:: Recorded data ::
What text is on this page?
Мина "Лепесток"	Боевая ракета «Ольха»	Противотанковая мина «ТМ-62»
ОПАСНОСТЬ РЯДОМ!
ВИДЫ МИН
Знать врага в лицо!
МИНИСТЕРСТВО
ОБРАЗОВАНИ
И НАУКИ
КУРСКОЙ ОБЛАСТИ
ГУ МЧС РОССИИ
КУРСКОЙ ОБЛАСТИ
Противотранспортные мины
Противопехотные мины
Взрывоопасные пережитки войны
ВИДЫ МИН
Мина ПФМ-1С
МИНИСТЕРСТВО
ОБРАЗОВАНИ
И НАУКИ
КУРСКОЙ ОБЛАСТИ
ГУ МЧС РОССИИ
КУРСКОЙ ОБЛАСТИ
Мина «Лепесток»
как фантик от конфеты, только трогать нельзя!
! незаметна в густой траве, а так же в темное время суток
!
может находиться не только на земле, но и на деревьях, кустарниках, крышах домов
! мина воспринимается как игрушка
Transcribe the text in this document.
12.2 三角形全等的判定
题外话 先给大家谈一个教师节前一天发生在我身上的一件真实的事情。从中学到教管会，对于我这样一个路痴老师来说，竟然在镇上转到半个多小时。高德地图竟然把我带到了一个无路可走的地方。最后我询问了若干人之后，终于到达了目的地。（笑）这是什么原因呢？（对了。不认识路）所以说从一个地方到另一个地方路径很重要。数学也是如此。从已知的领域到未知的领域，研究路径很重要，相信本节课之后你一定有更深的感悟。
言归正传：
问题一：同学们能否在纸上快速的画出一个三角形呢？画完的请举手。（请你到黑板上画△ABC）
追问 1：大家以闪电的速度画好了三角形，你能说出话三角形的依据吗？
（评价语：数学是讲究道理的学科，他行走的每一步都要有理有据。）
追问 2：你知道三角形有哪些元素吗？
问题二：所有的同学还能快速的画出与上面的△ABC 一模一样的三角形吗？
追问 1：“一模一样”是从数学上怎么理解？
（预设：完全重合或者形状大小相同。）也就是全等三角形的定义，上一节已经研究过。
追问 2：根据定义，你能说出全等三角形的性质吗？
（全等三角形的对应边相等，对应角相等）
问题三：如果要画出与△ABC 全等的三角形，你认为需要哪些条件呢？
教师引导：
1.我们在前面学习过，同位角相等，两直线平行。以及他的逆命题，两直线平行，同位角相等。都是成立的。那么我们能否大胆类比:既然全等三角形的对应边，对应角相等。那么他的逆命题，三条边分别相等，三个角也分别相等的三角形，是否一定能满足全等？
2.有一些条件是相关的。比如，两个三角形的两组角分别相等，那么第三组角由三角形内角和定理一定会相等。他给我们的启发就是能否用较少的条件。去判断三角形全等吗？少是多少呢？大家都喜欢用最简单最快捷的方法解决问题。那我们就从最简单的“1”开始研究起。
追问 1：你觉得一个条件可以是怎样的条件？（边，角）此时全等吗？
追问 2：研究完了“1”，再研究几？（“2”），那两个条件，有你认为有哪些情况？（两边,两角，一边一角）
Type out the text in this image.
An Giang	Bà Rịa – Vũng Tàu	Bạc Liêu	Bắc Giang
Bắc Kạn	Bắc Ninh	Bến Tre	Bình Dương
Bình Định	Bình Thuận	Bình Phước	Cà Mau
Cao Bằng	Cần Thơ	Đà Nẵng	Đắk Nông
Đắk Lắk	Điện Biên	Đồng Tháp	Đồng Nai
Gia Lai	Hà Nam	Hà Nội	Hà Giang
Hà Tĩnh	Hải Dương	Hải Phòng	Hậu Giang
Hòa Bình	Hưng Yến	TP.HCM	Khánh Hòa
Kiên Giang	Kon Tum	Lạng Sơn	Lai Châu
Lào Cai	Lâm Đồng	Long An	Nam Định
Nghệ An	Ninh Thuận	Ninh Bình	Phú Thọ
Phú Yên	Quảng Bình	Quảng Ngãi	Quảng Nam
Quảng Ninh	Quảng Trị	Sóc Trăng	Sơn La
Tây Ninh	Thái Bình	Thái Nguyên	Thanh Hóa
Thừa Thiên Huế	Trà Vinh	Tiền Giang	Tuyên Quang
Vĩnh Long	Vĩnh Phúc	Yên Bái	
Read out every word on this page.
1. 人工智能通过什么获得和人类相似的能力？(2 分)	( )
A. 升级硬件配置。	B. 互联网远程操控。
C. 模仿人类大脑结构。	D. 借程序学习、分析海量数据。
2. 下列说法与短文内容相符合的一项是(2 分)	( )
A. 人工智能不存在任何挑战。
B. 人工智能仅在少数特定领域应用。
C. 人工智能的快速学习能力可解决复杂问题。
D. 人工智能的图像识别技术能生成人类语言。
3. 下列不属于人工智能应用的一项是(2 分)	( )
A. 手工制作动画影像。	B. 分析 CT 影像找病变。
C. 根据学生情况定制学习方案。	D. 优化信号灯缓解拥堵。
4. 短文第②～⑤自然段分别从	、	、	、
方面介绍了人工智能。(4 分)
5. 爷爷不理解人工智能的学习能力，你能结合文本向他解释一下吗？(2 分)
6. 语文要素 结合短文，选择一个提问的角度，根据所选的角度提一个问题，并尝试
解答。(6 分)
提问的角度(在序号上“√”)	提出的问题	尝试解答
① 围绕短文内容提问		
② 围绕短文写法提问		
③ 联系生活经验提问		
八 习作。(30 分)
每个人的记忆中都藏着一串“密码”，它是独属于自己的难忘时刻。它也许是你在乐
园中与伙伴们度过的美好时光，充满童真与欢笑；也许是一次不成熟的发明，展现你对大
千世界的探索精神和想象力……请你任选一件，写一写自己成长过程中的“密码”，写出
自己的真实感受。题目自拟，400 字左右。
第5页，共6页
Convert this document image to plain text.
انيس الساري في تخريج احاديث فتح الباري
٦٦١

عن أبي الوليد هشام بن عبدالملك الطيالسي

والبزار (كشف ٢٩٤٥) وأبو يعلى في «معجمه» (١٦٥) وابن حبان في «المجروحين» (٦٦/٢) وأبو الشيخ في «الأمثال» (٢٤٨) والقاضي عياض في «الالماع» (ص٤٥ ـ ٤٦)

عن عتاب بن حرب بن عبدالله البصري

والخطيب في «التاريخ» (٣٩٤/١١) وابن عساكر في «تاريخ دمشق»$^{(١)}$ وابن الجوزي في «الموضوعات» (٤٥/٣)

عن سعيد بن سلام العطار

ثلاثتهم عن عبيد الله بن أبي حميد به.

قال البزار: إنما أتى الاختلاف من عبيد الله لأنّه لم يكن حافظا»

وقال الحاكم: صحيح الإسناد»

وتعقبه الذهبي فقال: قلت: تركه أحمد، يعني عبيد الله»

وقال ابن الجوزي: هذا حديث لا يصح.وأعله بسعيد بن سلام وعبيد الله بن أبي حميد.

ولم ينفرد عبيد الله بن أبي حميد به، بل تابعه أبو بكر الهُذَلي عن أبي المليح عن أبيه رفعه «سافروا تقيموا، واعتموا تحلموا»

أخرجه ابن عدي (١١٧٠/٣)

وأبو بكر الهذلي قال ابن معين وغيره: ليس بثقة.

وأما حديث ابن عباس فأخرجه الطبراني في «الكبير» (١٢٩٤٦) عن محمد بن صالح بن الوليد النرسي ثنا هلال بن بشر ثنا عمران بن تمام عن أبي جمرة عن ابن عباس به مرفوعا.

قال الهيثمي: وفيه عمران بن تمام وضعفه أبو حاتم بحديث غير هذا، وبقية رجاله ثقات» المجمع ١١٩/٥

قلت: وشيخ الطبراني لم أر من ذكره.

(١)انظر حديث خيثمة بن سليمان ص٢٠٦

:: What to produce ::
Copy each line of the listing that includes "Đồng".

:: Answer to this problem ::
Đắk Lắk	Điện Biên	Đồng Tháp	Đồng Nai
Lào Cai	Lâm Đồng	Long An	Nam Định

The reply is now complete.